• **Task statement**
Every line holding the word "Avellan" counts once. Give the total, nothing more.

• **Available records**
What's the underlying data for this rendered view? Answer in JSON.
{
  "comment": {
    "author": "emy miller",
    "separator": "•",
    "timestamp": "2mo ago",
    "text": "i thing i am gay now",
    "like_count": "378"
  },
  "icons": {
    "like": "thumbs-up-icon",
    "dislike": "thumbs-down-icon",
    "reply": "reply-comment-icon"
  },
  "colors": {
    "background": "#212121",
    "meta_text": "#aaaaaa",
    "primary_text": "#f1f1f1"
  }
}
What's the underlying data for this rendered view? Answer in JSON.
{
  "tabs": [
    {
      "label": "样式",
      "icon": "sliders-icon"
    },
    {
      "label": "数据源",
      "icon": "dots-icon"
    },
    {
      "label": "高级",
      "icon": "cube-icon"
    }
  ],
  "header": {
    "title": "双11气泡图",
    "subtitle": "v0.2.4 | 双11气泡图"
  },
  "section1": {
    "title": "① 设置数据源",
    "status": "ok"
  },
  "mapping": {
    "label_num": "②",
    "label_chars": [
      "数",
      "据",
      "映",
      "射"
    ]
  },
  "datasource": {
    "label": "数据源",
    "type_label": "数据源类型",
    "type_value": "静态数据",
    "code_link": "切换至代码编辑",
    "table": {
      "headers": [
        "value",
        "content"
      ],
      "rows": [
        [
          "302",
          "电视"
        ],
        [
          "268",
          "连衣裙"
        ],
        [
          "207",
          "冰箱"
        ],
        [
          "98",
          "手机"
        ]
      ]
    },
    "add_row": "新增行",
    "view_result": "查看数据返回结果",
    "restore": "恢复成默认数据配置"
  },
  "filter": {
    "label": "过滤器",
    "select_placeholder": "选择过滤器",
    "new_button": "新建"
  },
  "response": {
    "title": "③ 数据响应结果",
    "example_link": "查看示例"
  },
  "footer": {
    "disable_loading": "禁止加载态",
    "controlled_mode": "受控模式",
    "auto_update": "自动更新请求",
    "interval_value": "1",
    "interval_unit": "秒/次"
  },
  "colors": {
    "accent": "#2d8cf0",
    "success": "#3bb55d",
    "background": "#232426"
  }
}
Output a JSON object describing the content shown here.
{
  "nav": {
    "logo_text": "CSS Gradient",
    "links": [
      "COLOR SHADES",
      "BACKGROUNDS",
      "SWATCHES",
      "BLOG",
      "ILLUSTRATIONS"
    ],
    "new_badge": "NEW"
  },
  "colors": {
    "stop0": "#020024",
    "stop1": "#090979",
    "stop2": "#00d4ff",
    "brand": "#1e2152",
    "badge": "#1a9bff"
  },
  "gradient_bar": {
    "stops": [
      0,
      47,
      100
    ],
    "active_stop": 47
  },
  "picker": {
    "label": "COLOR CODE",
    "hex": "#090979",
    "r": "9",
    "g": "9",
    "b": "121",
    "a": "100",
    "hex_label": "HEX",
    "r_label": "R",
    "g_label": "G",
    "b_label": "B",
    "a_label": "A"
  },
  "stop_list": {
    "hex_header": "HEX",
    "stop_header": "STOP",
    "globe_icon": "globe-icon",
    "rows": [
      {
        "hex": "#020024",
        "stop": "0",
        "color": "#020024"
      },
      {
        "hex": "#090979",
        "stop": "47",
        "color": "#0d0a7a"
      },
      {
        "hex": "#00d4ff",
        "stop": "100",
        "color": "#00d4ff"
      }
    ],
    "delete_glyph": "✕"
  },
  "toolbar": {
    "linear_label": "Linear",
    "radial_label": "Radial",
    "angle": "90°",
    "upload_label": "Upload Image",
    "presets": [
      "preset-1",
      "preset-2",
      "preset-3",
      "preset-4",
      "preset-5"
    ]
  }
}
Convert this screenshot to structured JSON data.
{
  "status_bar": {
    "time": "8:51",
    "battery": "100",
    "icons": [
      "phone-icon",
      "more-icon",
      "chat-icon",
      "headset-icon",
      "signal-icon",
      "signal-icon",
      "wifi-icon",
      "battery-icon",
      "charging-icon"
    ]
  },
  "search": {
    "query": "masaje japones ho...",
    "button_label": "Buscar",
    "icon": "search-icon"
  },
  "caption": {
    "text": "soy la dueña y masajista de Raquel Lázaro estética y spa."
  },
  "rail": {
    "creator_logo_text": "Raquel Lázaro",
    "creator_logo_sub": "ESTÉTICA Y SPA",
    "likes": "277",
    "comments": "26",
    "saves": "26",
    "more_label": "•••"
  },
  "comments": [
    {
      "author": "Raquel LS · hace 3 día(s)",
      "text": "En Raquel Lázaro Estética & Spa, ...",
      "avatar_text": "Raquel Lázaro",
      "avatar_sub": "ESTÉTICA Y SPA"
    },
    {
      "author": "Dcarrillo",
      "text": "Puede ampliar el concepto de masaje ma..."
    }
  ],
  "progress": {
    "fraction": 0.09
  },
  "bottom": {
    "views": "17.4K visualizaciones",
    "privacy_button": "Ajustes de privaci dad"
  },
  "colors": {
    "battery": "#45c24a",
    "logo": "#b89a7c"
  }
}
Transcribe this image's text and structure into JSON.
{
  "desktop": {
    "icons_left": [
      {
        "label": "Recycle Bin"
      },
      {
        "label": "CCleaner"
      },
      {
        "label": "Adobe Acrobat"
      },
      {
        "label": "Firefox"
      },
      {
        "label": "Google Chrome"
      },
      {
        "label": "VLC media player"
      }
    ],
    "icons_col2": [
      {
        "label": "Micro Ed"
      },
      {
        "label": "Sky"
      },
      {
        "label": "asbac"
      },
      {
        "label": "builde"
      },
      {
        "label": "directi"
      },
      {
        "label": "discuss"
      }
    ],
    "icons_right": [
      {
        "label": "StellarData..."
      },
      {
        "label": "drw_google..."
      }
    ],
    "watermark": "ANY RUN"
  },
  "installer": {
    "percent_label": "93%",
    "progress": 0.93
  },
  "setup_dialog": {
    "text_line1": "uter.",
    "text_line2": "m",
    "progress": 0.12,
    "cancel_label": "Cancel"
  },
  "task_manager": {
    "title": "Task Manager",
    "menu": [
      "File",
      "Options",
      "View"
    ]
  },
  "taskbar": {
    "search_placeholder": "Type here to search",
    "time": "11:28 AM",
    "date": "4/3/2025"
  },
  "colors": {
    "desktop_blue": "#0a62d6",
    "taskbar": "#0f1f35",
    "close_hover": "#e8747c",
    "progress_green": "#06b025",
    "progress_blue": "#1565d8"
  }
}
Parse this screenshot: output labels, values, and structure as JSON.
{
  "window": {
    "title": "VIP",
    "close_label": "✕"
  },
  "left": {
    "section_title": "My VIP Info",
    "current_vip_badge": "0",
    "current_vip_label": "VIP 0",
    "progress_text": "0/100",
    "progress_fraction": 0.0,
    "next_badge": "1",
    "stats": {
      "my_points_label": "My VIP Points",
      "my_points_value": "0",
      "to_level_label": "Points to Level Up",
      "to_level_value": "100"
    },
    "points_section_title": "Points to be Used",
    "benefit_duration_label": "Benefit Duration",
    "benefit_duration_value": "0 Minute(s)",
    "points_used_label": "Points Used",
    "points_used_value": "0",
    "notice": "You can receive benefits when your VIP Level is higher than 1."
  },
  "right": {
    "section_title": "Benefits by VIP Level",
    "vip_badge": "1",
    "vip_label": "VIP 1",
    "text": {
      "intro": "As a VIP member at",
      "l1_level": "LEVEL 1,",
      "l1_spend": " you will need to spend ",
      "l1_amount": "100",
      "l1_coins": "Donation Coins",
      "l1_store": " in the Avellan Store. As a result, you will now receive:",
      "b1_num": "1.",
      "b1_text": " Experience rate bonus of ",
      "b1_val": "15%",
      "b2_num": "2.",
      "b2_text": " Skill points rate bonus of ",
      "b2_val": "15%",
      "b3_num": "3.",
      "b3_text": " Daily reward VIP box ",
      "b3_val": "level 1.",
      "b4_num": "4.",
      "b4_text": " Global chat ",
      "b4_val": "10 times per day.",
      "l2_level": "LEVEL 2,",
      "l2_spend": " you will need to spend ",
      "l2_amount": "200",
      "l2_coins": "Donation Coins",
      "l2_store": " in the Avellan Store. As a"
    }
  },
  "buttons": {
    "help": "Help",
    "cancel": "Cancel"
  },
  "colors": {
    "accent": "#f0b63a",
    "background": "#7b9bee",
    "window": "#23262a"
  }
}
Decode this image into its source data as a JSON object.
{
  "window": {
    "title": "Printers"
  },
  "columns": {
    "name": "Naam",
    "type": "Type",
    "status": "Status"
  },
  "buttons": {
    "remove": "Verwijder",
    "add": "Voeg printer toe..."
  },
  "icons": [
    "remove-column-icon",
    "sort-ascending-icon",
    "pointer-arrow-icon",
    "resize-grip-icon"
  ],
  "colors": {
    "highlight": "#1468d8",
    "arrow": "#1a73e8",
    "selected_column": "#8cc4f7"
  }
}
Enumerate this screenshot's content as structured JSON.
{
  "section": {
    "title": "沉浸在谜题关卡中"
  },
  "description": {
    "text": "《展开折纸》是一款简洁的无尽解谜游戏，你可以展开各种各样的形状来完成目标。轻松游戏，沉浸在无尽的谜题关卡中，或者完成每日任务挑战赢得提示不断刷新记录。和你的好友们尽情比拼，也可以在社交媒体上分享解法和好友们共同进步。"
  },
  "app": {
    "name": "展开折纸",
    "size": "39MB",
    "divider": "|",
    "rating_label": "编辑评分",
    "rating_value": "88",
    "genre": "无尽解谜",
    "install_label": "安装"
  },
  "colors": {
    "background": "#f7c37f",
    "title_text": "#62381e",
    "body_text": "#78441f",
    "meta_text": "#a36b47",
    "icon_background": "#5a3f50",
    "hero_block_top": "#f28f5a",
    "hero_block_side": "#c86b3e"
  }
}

• **Exercise solution**
2